**WRITTEN TASK:** Every record should be written out exactly, please.

**DATA ENTRIES:**
=-=-=-=-=
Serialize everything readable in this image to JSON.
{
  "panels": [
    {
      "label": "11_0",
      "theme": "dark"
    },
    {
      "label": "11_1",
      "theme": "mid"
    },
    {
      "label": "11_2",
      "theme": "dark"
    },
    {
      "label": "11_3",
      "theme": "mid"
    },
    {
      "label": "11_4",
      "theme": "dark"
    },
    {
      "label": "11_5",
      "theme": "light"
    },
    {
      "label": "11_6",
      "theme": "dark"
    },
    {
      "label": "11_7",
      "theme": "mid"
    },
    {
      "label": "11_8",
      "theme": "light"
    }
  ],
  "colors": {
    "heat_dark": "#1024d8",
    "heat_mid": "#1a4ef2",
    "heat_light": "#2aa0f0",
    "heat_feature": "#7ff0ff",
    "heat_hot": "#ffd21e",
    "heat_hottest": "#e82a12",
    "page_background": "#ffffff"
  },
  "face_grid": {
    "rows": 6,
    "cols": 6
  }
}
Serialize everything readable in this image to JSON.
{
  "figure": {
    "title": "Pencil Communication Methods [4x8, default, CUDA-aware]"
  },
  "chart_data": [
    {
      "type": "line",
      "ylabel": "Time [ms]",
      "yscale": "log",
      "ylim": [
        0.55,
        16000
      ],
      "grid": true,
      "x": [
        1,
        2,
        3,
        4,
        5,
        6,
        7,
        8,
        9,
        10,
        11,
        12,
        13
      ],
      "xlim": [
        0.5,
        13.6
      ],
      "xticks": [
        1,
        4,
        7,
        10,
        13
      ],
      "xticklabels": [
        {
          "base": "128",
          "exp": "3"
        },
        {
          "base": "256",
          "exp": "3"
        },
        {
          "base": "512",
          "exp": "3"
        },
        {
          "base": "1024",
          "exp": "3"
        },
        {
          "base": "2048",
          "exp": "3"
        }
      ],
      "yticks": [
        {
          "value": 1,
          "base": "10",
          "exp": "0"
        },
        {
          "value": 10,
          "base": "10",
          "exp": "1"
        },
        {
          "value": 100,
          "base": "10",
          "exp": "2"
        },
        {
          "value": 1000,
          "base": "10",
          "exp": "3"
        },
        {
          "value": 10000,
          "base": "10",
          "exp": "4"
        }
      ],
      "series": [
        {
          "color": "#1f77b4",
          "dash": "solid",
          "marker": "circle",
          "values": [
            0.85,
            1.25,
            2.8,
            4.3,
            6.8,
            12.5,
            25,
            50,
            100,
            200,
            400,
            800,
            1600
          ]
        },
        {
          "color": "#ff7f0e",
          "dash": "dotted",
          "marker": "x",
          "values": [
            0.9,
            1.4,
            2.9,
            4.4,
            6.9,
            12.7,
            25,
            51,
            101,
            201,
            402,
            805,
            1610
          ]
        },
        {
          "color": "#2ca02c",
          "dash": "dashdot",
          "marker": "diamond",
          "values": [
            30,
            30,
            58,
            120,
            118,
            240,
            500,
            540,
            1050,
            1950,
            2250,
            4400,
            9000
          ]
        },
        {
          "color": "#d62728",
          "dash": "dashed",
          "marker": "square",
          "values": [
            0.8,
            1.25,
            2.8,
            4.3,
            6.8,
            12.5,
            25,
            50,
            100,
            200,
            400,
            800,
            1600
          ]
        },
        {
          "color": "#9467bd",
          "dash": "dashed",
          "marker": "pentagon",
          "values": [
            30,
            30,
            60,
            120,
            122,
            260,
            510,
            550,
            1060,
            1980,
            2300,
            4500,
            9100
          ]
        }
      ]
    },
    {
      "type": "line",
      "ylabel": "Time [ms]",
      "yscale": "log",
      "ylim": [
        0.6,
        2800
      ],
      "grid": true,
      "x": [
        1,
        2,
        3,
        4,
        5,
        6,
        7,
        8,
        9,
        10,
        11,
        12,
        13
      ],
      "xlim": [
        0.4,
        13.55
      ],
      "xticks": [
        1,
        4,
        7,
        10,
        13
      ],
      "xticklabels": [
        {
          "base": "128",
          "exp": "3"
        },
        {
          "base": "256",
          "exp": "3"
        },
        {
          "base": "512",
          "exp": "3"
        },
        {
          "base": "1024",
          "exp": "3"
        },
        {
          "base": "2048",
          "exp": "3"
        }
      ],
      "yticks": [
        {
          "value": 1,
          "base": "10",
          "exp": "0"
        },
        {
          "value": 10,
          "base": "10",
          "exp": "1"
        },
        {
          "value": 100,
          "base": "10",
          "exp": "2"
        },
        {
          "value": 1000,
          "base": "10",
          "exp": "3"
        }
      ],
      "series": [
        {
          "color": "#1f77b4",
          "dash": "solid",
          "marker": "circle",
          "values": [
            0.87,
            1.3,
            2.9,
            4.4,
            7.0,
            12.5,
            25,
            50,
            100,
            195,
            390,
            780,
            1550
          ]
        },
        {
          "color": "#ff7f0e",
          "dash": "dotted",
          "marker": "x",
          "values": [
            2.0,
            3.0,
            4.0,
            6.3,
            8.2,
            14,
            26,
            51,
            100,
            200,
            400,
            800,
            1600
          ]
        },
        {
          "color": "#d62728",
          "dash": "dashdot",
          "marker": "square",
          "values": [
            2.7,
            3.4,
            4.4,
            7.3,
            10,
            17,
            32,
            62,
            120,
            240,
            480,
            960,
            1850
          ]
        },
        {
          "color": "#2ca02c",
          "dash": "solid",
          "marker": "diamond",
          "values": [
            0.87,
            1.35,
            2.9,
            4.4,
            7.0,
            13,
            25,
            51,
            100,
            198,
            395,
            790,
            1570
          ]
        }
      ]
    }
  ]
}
=-=-=-=-=
**ANSWER TO THIS EXERCISE:**
Serialize everything readable in this image to JSON.
{
  "panels": [
    {
      "label": "11_0",
      "theme": "dark"
    },
    {
      "label": "11_1",
      "theme": "mid"
    },
    {
      "label": "11_2",
      "theme": "dark"
    },
    {
      "label": "11_3",
      "theme": "mid"
    },
    {
      "label": "11_4",
      "theme": "dark"
    },
    {
      "label": "11_5",
      "theme": "light"
    },
    {
      "label": "11_6",
      "theme": "dark"
    },
    {
      "label": "11_7",
      "theme": "mid"
    },
    {
      "label": "11_8",
      "theme": "light"
    }
  ],
  "colors": {
    "heat_dark": "#1024d8",
    "heat_mid": "#1a4ef2",
    "heat_light": "#2aa0f0",
    "heat_feature": "#7ff0ff",
    "heat_hot": "#ffd21e",
    "heat_hottest": "#e82a12",
    "page_background": "#ffffff"
  },
  "face_grid": {
    "rows": 6,
    "cols": 6
  }
}
Serialize everything readable in this image to JSON.
{
  "figure": {
    "title": "Pencil Communication Methods [4x8, default, CUDA-aware]"
  },
  "chart_data": [
    {
      "type": "line",
      "ylabel": "Time [ms]",
      "yscale": "log",
      "ylim": [
        0.55,
        16000
      ],
      "grid": true,
      "x": [
        1,
        2,
        3,
        4,
        5,
        6,
        7,
        8,
        9,
        10,
        11,
        12,
        13
      ],
      "xlim": [
        0.5,
        13.6
      ],
      "xticks": [
        1,
        4,
        7,
        10,
        13
      ],
      "xticklabels": [
        {
          "base": "128",
          "exp": "3"
        },
        {
          "base": "256",
          "exp": "3"
        },
        {
          "base": "512",
          "exp": "3"
        },
        {
          "base": "1024",
          "exp": "3"
        },
        {
          "base": "2048",
          "exp": "3"
        }
      ],
      "yticks": [
        {
          "value": 1,
          "base": "10",
          "exp": "0"
        },
        {
          "value": 10,
          "base": "10",
          "exp": "1"
        },
        {
          "value": 100,
          "base": "10",
          "exp": "2"
        },
        {
          "value": 1000,
          "base": "10",
          "exp": "3"
        },
        {
          "value": 10000,
          "base": "10",
          "exp": "4"
        }
      ],
      "series": [
        {
          "color": "#1f77b4",
          "dash": "solid",
          "marker": "circle",
          "values": [
            0.85,
            1.25,
            2.8,
            4.3,
            6.8,
            12.5,
            25,
            50,
            100,
            200,
            400,
            800,
            1600
          ]
        },
        {
          "color": "#ff7f0e",
          "dash": "dotted",
          "marker": "x",
          "values": [
            0.9,
            1.4,
            2.9,
            4.4,
            6.9,
            12.7,
            25,
            51,
            101,
            201,
            402,
            805,
            1610
          ]
        },
        {
          "color": "#2ca02c",
          "dash": "dashdot",
          "marker": "diamond",
          "values": [
            30,
            30,
            58,
            120,
            118,
            240,
            500,
            540,
            1050,
            1950,
            2250,
            4400,
            9000
          ]
        },
        {
          "color": "#d62728",
          "dash": "dashed",
          "marker": "square",
          "values": [
            0.8,
            1.25,
            2.8,
            4.3,
            6.8,
            12.5,
            25,
            50,
            100,
            200,
            400,
            800,
            1600
          ]
        },
        {
          "color": "#9467bd",
          "dash": "dashed",
          "marker": "pentagon",
          "values": [
            30,
            30,
            60,
            120,
            122,
            260,
            510,
            550,
            1060,
            1980,
            2300,
            4500,
            9100
          ]
        }
      ]
    },
    {
      "type": "line",
      "ylabel": "Time [ms]",
      "yscale": "log",
      "ylim": [
        0.6,
        2800
      ],
      "grid": true,
      "x": [
        1,
        2,
        3,
        4,
        5,
        6,
        7,
        8,
        9,
        10,
        11,
        12,
        13
      ],
      "xlim": [
        0.4,
        13.55
      ],
      "xticks": [
        1,
        4,
        7,
        10,
        13
      ],
      "xticklabels": [
        {
          "base": "128",
          "exp": "3"
        },
        {
          "base": "256",
          "exp": "3"
        },
        {
          "base": "512",
          "exp": "3"
        },
        {
          "base": "1024",
          "exp": "3"
        },
        {
          "base": "2048",
          "exp": "3"
        }
      ],
      "yticks": [
        {
          "value": 1,
          "base": "10",
          "exp": "0"
        },
        {
          "value": 10,
          "base": "10",
          "exp": "1"
        },
        {
          "value": 100,
          "base": "10",
          "exp": "2"
        },
        {
          "value": 1000,
          "base": "10",
          "exp": "3"
        }
      ],
      "series": [
        {
          "color": "#1f77b4",
          "dash": "solid",
          "marker": "circle",
          "values": [
            0.87,
            1.3,
            2.9,
            4.4,
            7.0,
            12.5,
            25,
            50,
            100,
            195,
            390,
            780,
            1550
          ]
        },
        {
          "color": "#ff7f0e",
          "dash": "dotted",
          "marker": "x",
          "values": [
            2.0,
            3.0,
            4.0,
            6.3,
            8.2,
            14,
            26,
            51,
            100,
            200,
            400,
            800,
            1600
          ]
        },
        {
          "color": "#d62728",
          "dash": "dashdot",
          "marker": "square",
          "values": [
            2.7,
            3.4,
            4.4,
            7.3,
            10,
            17,
            32,
            62,
            120,
            240,
            480,
            960,
            1850
          ]
        },
        {
          "color": "#2ca02c",
          "dash": "solid",
          "marker": "diamond",
          "values": [
            0.87,
            1.35,
            2.9,
            4.4,
            7.0,
            13,
            25,
            51,
            100,
            198,
            395,
            790,
            1570
          ]
        }
      ]
    }
  ]
}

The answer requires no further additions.